• RECORDS SUPPLIED:
☆ ☆ ☆ ☆
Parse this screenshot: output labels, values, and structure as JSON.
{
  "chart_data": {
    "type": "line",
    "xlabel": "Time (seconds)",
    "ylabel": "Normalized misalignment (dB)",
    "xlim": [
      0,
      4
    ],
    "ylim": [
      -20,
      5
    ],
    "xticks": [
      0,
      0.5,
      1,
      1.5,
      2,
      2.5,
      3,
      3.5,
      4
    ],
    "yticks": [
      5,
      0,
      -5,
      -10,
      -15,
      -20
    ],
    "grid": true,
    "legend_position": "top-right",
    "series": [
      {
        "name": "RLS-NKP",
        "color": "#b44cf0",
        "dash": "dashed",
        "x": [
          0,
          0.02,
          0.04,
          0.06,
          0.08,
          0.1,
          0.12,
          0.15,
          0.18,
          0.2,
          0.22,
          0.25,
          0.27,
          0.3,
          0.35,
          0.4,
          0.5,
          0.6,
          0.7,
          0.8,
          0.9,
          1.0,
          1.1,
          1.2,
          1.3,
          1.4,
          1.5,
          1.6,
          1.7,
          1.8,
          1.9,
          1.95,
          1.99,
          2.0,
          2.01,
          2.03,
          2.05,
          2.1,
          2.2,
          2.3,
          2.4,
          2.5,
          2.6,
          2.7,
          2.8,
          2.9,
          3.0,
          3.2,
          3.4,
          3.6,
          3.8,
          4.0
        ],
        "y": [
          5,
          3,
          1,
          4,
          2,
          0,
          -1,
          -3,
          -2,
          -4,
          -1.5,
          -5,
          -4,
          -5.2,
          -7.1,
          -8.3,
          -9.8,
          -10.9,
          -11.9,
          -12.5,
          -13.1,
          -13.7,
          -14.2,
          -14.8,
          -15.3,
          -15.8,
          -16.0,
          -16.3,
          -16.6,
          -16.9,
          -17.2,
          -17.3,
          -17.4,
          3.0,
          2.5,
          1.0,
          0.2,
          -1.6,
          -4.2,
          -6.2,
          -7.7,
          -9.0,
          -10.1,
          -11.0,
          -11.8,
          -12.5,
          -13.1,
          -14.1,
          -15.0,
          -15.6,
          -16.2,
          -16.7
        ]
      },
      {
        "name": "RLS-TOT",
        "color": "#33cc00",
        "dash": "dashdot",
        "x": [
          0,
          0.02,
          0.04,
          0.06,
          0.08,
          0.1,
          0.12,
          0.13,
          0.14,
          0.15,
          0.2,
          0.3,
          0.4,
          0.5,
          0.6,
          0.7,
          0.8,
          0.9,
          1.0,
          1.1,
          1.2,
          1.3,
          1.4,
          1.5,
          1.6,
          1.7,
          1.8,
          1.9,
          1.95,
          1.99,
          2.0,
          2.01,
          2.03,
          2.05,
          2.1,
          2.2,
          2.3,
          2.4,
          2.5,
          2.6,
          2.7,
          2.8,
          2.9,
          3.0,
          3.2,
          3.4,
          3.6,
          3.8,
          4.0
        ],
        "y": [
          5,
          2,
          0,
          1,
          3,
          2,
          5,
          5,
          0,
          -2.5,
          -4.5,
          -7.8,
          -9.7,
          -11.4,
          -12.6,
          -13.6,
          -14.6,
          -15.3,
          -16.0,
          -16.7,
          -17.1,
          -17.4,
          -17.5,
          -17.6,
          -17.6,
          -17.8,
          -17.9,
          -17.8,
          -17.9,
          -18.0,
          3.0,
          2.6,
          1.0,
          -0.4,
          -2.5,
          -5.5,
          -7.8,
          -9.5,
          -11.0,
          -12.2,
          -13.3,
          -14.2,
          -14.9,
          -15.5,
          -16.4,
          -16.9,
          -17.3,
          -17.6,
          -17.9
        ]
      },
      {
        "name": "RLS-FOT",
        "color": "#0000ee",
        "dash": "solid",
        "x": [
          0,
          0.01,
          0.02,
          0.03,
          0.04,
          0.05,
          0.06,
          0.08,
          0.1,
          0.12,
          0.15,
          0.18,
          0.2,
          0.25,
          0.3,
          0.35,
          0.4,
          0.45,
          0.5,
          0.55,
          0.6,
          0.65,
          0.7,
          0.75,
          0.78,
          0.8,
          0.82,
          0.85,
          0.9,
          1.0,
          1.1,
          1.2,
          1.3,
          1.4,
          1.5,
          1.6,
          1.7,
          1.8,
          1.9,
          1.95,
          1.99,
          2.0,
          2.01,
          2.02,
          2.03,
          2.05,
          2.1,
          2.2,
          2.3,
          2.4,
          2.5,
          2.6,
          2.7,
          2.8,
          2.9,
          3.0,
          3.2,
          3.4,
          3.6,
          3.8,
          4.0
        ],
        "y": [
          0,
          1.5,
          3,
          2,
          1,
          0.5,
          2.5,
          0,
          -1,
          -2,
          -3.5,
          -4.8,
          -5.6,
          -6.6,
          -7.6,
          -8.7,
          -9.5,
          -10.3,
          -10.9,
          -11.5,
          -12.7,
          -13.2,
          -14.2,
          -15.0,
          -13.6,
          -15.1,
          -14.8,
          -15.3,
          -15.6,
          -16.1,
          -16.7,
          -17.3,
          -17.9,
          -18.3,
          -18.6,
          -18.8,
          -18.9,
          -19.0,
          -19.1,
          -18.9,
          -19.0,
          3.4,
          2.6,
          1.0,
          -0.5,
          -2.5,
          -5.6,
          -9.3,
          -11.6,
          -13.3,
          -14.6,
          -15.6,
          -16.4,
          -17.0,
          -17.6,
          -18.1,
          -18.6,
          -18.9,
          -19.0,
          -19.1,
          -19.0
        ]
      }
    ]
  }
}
☆ ☆ ☆ ☆
• GIVEN EXERCISE: Extract all lines as given.

• TASK SOLUTION:
Parse this screenshot: output labels, values, and structure as JSON.
{
  "chart_data": {
    "type": "line",
    "xlabel": "Time (seconds)",
    "ylabel": "Normalized misalignment (dB)",
    "xlim": [
      0,
      4
    ],
    "ylim": [
      -20,
      5
    ],
    "xticks": [
      0,
      0.5,
      1,
      1.5,
      2,
      2.5,
      3,
      3.5,
      4
    ],
    "yticks": [
      5,
      0,
      -5,
      -10,
      -15,
      -20
    ],
    "grid": true,
    "legend_position": "top-right",
    "series": [
      {
        "name": "RLS-NKP",
        "color": "#b44cf0",
        "dash": "dashed",
        "x": [
          0,
          0.02,
          0.04,
          0.06,
          0.08,
          0.1,
          0.12,
          0.15,
          0.18,
          0.2,
          0.22,
          0.25,
          0.27,
          0.3,
          0.35,
          0.4,
          0.5,
          0.6,
          0.7,
          0.8,
          0.9,
          1.0,
          1.1,
          1.2,
          1.3,
          1.4,
          1.5,
          1.6,
          1.7,
          1.8,
          1.9,
          1.95,
          1.99,
          2.0,
          2.01,
          2.03,
          2.05,
          2.1,
          2.2,
          2.3,
          2.4,
          2.5,
          2.6,
          2.7,
          2.8,
          2.9,
          3.0,
          3.2,
          3.4,
          3.6,
          3.8,
          4.0
        ],
        "y": [
          5,
          3,
          1,
          4,
          2,
          0,
          -1,
          -3,
          -2,
          -4,
          -1.5,
          -5,
          -4,
          -5.2,
          -7.1,
          -8.3,
          -9.8,
          -10.9,
          -11.9,
          -12.5,
          -13.1,
          -13.7,
          -14.2,
          -14.8,
          -15.3,
          -15.8,
          -16.0,
          -16.3,
          -16.6,
          -16.9,
          -17.2,
          -17.3,
          -17.4,
          3.0,
          2.5,
          1.0,
          0.2,
          -1.6,
          -4.2,
          -6.2,
          -7.7,
          -9.0,
          -10.1,
          -11.0,
          -11.8,
          -12.5,
          -13.1,
          -14.1,
          -15.0,
          -15.6,
          -16.2,
          -16.7
        ]
      },
      {
        "name": "RLS-TOT",
        "color": "#33cc00",
        "dash": "dashdot",
        "x": [
          0,
          0.02,
          0.04,
          0.06,
          0.08,
          0.1,
          0.12,
          0.13,
          0.14,
          0.15,
          0.2,
          0.3,
          0.4,
          0.5,
          0.6,
          0.7,
          0.8,
          0.9,
          1.0,
          1.1,
          1.2,
          1.3,
          1.4,
          1.5,
          1.6,
          1.7,
          1.8,
          1.9,
          1.95,
          1.99,
          2.0,
          2.01,
          2.03,
          2.05,
          2.1,
          2.2,
          2.3,
          2.4,
          2.5,
          2.6,
          2.7,
          2.8,
          2.9,
          3.0,
          3.2,
          3.4,
          3.6,
          3.8,
          4.0
        ],
        "y": [
          5,
          2,
          0,
          1,
          3,
          2,
          5,
          5,
          0,
          -2.5,
          -4.5,
          -7.8,
          -9.7,
          -11.4,
          -12.6,
          -13.6,
          -14.6,
          -15.3,
          -16.0,
          -16.7,
          -17.1,
          -17.4,
          -17.5,
          -17.6,
          -17.6,
          -17.8,
          -17.9,
          -17.8,
          -17.9,
          -18.0,
          3.0,
          2.6,
          1.0,
          -0.4,
          -2.5,
          -5.5,
          -7.8,
          -9.5,
          -11.0,
          -12.2,
          -13.3,
          -14.2,
          -14.9,
          -15.5,
          -16.4,
          -16.9,
          -17.3,
          -17.6,
          -17.9
        ]
      },
      {
        "name": "RLS-FOT",
        "color": "#0000ee",
        "dash": "solid",
        "x": [
          0,
          0.01,
          0.02,
          0.03,
          0.04,
          0.05,
          0.06,
          0.08,
          0.1,
          0.12,
          0.15,
          0.18,
          0.2,
          0.25,
          0.3,
          0.35,
          0.4,
          0.45,
          0.5,
          0.55,
          0.6,
          0.65,
          0.7,
          0.75,
          0.78,
          0.8,
          0.82,
          0.85,
          0.9,
          1.0,
          1.1,
          1.2,
          1.3,
          1.4,
          1.5,
          1.6,
          1.7,
          1.8,
          1.9,
          1.95,
          1.99,
          2.0,
          2.01,
          2.02,
          2.03,
          2.05,
          2.1,
          2.2,
          2.3,
          2.4,
          2.5,
          2.6,
          2.7,
          2.8,
          2.9,
          3.0,
          3.2,
          3.4,
          3.6,
          3.8,
          4.0
        ],
        "y": [
          0,
          1.5,
          3,
          2,
          1,
          0.5,
          2.5,
          0,
          -1,
          -2,
          -3.5,
          -4.8,
          -5.6,
          -6.6,
          -7.6,
          -8.7,
          -9.5,
          -10.3,
          -10.9,
          -11.5,
          -12.7,
          -13.2,
          -14.2,
          -15.0,
          -13.6,
          -15.1,
          -14.8,
          -15.3,
          -15.6,
          -16.1,
          -16.7,
          -17.3,
          -17.9,
          -18.3,
          -18.6,
          -18.8,
          -18.9,
          -19.0,
          -19.1,
          -18.9,
          -19.0,
          3.4,
          2.6,
          1.0,
          -0.5,
          -2.5,
          -5.6,
          -9.3,
          -11.6,
          -13.3,
          -14.6,
          -15.6,
          -16.4,
          -17.0,
          -17.6,
          -18.1,
          -18.6,
          -18.9,
          -19.0,
          -19.1,
          -19.0
        ]
      }
    ]
  }
}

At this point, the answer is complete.